Requirements
Copy out each line containing "true" from the entries below.

Material for this task
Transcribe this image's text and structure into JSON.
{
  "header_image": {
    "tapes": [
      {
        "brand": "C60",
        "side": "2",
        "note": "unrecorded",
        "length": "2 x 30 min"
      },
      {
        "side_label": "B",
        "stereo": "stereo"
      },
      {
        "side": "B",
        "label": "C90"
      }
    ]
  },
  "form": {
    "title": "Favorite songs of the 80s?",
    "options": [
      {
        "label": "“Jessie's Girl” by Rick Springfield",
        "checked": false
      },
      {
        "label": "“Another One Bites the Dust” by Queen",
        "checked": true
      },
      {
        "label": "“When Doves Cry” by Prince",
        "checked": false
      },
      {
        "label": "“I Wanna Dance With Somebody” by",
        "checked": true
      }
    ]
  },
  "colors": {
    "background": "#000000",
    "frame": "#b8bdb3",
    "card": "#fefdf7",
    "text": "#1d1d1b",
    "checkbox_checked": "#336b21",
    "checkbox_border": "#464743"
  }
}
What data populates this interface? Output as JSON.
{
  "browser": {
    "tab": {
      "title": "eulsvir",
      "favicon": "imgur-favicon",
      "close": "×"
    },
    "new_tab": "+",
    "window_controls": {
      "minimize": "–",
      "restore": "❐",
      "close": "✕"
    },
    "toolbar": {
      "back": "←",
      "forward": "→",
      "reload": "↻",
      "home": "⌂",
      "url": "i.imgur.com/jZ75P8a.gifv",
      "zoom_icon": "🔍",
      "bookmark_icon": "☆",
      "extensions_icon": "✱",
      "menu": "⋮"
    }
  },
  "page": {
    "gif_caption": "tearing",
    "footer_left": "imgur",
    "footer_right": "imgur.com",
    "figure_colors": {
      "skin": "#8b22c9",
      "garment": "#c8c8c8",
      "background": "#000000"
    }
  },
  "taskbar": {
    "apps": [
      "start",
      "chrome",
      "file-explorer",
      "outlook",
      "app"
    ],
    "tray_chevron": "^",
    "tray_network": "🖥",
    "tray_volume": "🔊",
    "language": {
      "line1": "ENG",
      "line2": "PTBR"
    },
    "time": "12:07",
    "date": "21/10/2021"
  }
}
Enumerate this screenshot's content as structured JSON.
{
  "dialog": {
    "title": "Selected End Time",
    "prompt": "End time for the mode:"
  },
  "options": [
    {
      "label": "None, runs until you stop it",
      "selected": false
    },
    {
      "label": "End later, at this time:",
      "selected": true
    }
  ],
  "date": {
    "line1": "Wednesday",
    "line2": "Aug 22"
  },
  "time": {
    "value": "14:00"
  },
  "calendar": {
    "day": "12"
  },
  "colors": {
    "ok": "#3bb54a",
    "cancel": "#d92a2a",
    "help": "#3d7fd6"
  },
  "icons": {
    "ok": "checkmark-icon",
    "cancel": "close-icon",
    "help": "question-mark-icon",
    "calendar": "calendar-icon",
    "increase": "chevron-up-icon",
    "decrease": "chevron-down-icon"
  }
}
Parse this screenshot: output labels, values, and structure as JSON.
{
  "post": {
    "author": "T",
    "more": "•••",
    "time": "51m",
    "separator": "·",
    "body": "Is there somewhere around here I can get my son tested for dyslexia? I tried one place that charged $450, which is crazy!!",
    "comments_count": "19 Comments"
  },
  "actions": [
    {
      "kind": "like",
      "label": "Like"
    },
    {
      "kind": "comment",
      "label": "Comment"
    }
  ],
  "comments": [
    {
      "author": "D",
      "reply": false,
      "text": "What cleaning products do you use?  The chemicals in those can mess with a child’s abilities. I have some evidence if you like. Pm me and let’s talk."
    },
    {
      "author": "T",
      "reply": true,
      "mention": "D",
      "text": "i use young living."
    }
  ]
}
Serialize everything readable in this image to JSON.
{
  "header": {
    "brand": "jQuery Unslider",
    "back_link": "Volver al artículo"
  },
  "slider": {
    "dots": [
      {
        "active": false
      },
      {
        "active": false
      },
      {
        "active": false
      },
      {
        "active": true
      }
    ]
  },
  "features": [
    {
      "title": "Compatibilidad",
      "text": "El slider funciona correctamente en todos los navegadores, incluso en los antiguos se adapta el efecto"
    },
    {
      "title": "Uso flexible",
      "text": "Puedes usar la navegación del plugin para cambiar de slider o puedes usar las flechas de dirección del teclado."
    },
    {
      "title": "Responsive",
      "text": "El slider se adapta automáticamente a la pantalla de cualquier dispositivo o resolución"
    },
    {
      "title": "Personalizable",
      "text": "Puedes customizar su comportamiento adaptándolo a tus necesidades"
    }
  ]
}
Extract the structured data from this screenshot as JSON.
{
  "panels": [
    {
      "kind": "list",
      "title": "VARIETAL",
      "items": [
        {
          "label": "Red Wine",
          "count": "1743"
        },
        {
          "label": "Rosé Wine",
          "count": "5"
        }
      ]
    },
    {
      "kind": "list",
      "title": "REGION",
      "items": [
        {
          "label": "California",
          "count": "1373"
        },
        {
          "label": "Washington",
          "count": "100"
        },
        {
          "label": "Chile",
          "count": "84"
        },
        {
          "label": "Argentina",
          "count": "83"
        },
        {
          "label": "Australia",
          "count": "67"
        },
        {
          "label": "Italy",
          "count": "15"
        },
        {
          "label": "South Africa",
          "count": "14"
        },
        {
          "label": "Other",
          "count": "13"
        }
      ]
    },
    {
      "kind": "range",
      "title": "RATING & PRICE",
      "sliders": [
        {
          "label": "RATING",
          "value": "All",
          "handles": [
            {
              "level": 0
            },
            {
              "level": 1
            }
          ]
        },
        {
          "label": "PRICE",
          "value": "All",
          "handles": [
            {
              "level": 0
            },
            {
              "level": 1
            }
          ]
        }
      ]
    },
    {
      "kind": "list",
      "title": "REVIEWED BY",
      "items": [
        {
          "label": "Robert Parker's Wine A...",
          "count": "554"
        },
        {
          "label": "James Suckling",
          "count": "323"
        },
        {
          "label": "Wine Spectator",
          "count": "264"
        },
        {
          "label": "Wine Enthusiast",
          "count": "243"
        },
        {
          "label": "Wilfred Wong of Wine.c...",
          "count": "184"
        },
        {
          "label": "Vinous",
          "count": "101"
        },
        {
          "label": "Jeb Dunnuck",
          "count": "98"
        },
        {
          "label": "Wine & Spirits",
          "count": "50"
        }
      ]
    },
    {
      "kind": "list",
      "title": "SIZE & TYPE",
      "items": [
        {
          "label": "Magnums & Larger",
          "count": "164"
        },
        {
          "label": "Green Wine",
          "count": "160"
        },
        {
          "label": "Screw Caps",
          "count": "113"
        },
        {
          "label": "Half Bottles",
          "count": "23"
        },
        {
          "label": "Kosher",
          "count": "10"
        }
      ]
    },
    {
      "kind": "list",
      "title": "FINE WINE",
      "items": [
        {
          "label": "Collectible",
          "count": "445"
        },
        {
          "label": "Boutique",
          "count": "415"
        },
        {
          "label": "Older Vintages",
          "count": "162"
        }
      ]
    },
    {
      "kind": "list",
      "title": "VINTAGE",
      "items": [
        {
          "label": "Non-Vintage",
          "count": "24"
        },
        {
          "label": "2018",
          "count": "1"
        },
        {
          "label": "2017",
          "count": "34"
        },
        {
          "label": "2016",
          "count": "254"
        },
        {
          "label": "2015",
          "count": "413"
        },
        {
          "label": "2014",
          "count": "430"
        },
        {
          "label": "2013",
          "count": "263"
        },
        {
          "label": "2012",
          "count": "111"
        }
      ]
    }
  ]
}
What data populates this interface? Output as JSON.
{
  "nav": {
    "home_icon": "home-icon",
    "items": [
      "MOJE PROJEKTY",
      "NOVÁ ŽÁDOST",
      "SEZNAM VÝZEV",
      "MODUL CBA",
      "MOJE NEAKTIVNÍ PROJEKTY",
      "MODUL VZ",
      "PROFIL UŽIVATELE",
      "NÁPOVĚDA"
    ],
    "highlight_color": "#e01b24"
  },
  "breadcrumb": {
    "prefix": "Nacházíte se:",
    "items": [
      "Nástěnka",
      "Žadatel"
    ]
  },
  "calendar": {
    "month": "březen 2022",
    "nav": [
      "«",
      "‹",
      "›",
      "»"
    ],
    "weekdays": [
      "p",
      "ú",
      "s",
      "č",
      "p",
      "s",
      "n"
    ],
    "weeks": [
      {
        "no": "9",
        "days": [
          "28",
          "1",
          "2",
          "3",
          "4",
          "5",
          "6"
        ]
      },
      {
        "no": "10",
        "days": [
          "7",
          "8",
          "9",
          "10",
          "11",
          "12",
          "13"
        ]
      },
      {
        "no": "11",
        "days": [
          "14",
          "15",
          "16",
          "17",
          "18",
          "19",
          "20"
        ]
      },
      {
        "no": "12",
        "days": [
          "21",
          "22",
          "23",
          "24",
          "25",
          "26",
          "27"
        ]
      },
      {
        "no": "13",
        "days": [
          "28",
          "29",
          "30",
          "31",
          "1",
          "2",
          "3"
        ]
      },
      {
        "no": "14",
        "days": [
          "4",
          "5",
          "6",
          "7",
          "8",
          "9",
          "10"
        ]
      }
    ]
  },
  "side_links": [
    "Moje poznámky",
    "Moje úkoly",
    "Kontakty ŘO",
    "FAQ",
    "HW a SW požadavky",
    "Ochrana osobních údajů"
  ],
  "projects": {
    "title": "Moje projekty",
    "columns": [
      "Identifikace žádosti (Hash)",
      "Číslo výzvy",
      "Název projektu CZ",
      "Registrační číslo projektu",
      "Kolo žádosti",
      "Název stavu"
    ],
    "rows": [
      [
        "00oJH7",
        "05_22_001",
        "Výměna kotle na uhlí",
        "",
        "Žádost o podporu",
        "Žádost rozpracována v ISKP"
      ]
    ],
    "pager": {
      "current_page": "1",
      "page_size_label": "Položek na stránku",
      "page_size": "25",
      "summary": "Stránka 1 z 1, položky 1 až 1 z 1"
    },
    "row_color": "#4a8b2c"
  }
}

Answer to the exercise
        "checked": true
        "checked": true
      "selected": true
      "reply": true,
        "active": true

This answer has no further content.